_Records supplied:_
BEGIN

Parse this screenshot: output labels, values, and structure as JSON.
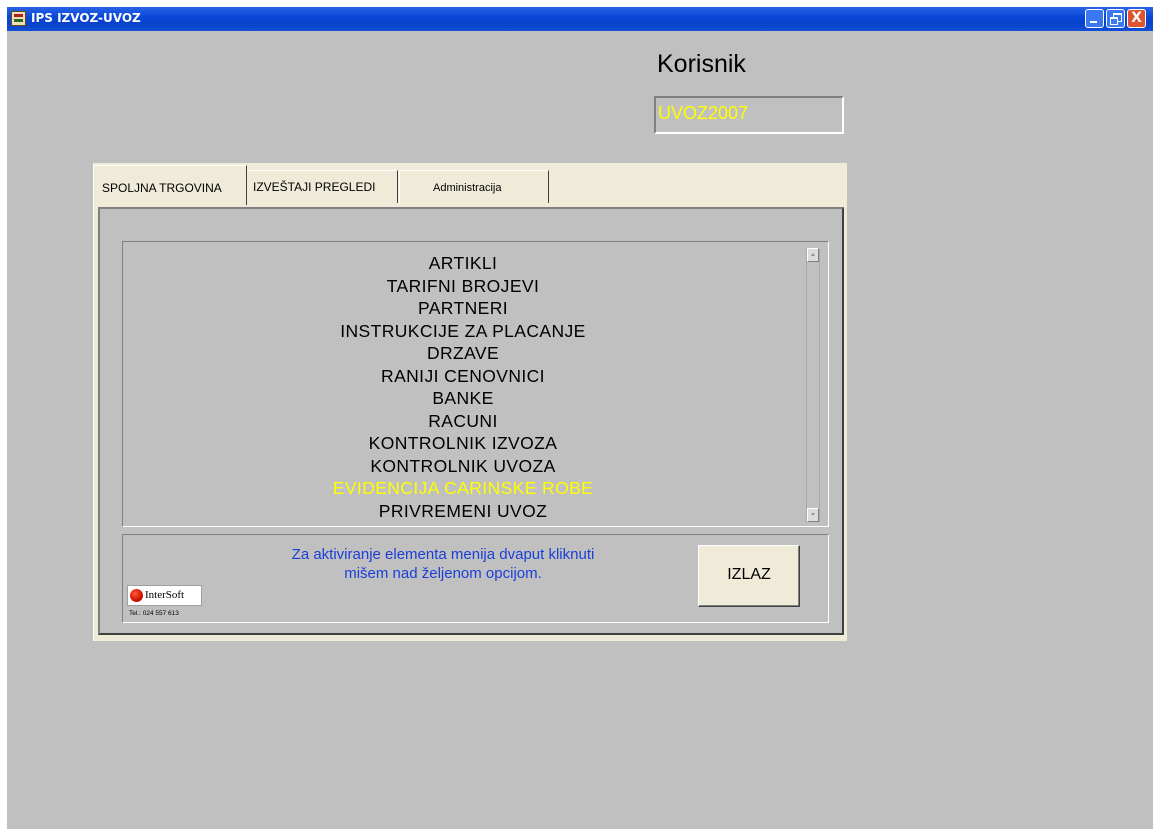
{
  "window": {
    "title": "IPS IZVOZ-UVOZ",
    "controls": {
      "minimize_icon": "minimize-icon",
      "maximize_icon": "restore-icon",
      "close_symbol": "X"
    }
  },
  "user": {
    "label": "Korisnik",
    "value": "UVOZ2007"
  },
  "tabs": [
    {
      "label": "SPOLJNA TRGOVINA",
      "active": true
    },
    {
      "label": "IZVEŠTAJI PREGLEDI",
      "active": false
    },
    {
      "label": "Administracija",
      "active": false
    }
  ],
  "menu": {
    "items": [
      "ARTIKLI",
      "TARIFNI BROJEVI",
      "PARTNERI",
      "INSTRUKCIJE ZA PLACANJE",
      "DRZAVE",
      "RANIJI CENOVNICI",
      "BANKE",
      "RACUNI",
      "KONTROLNIK IZVOZA",
      "KONTROLNIK UVOZA",
      "EVIDENCIJA CARINSKE ROBE",
      "PRIVREMENI UVOZ"
    ],
    "selected": "EVIDENCIJA CARINSKE ROBE"
  },
  "footer": {
    "hint_line1": "Za aktiviranje elementa menija dvaput kliknuti",
    "hint_line2": "mišem nad željenom opcijom.",
    "exit_label": "IZLAZ",
    "logo_text": "InterSoft",
    "phone": "Tel.: 024 557 613"
  },
  "colors": {
    "background": "#c0c0c0",
    "titlebar": "#0a48d8",
    "highlight_text": "#ffff00",
    "hint_text": "#1a3fd8",
    "tab_face": "#efebd8"
  }
}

END

_Exercise brief:_
Every line above should be returned exactly; the pictures stay out.

_Exercise result:_
Parse this screenshot: output labels, values, and structure as JSON.
{
  "window": {
    "title": "IPS IZVOZ-UVOZ",
    "controls": {
      "minimize_icon": "minimize-icon",
      "maximize_icon": "restore-icon",
      "close_symbol": "X"
    }
  },
  "user": {
    "label": "Korisnik",
    "value": "UVOZ2007"
  },
  "tabs": [
    {
      "label": "SPOLJNA TRGOVINA",
      "active": true
    },
    {
      "label": "IZVEŠTAJI PREGLEDI",
      "active": false
    },
    {
      "label": "Administracija",
      "active": false
    }
  ],
  "menu": {
    "items": [
      "ARTIKLI",
      "TARIFNI BROJEVI",
      "PARTNERI",
      "INSTRUKCIJE ZA PLACANJE",
      "DRZAVE",
      "RANIJI CENOVNICI",
      "BANKE",
      "RACUNI",
      "KONTROLNIK IZVOZA",
      "KONTROLNIK UVOZA",
      "EVIDENCIJA CARINSKE ROBE",
      "PRIVREMENI UVOZ"
    ],
    "selected": "EVIDENCIJA CARINSKE ROBE"
  },
  "footer": {
    "hint_line1": "Za aktiviranje elementa menija dvaput kliknuti",
    "hint_line2": "mišem nad željenom opcijom.",
    "exit_label": "IZLAZ",
    "logo_text": "InterSoft",
    "phone": "Tel.: 024 557 613"
  },
  "colors": {
    "background": "#c0c0c0",
    "titlebar": "#0a48d8",
    "highlight_text": "#ffff00",
    "hint_text": "#1a3fd8",
    "tab_face": "#efebd8"
  }
}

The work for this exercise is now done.